╔══

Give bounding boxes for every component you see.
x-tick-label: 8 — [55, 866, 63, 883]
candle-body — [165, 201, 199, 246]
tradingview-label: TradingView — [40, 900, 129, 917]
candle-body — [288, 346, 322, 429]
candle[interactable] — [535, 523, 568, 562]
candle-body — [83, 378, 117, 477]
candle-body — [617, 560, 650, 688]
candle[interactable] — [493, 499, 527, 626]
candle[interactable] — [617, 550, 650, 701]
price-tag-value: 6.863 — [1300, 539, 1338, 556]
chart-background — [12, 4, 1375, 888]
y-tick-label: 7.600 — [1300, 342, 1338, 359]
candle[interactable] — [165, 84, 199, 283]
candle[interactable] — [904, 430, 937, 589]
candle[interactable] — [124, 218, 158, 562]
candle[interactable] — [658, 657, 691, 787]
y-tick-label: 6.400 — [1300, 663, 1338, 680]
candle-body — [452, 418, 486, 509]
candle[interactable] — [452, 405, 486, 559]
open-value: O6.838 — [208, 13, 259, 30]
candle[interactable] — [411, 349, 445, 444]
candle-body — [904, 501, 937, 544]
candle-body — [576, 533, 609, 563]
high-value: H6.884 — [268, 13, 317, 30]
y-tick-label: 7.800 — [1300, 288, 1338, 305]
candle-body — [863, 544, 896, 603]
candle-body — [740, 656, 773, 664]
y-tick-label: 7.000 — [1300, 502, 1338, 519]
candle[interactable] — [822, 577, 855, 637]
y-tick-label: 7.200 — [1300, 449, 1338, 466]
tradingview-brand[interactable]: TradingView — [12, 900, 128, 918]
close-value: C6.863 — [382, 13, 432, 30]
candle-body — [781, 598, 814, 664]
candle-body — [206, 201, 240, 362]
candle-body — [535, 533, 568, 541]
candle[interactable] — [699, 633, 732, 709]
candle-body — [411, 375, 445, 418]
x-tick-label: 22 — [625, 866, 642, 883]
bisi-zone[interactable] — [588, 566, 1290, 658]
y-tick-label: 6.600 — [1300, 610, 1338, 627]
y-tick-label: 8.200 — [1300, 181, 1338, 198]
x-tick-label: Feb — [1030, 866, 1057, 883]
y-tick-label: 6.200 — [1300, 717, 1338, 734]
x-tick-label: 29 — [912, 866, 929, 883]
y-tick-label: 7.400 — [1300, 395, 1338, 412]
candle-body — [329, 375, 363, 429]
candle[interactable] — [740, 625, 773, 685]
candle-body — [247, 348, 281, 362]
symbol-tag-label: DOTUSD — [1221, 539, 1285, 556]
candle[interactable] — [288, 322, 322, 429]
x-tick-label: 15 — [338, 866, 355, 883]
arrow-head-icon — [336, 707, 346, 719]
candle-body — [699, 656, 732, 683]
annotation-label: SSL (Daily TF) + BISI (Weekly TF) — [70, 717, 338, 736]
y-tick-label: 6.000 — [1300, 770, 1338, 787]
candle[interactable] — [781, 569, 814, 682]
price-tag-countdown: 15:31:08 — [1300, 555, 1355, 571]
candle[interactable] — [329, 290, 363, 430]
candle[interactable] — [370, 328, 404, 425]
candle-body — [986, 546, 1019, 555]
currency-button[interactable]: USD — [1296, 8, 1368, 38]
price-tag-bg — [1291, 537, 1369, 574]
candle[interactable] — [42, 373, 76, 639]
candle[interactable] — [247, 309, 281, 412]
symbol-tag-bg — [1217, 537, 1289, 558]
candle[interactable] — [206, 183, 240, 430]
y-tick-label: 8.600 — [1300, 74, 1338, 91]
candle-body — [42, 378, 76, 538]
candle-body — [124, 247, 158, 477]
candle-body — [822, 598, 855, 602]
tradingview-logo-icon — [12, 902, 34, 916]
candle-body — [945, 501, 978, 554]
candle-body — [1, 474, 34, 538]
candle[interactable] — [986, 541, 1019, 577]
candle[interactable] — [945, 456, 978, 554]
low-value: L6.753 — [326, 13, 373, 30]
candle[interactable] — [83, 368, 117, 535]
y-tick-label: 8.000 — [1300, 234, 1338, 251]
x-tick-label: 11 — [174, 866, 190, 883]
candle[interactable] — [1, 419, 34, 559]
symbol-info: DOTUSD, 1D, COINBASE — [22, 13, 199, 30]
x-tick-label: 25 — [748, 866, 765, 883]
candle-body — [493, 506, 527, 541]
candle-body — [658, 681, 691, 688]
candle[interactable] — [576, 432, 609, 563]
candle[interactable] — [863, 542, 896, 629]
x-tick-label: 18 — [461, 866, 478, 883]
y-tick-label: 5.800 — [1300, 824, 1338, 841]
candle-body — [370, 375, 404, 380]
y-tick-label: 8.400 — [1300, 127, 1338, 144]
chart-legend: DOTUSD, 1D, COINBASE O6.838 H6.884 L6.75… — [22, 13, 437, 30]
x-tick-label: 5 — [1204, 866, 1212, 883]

╚══

Problem statement: Turn the rows, from the first one through the line containing "y-tick-label: 7.800 — [1300, 288, 1338, 305]", into a numbered list, leaving out any blank lines.

Answer to the problem:
1. Give bounding boxes for every component you see.
2. x-tick-label: 8 — [55, 866, 63, 883]
3. candle-body — [165, 201, 199, 246]
4. tradingview-label: TradingView — [40, 900, 129, 917]
5. candle-body — [288, 346, 322, 429]
6. candle[interactable] — [535, 523, 568, 562]
7. candle-body — [83, 378, 117, 477]
8. candle-body — [617, 560, 650, 688]
9. candle[interactable] — [493, 499, 527, 626]
10. candle[interactable] — [617, 550, 650, 701]
11. price-tag-value: 6.863 — [1300, 539, 1338, 556]
12. chart-background — [12, 4, 1375, 888]
13. y-tick-label: 7.600 — [1300, 342, 1338, 359]
14. candle[interactable] — [165, 84, 199, 283]
15. candle[interactable] — [904, 430, 937, 589]
16. candle[interactable] — [124, 218, 158, 562]
17. candle[interactable] — [658, 657, 691, 787]
18. y-tick-label: 6.400 — [1300, 663, 1338, 680]
19. candle-body — [452, 418, 486, 509]
20. candle[interactable] — [452, 405, 486, 559]
21. open-value: O6.838 — [208, 13, 259, 30]
22. candle[interactable] — [411, 349, 445, 444]
23. candle-body — [904, 501, 937, 544]
24. candle-body — [576, 533, 609, 563]
25. high-value: H6.884 — [268, 13, 317, 30]
26. y-tick-label: 7.800 — [1300, 288, 1338, 305]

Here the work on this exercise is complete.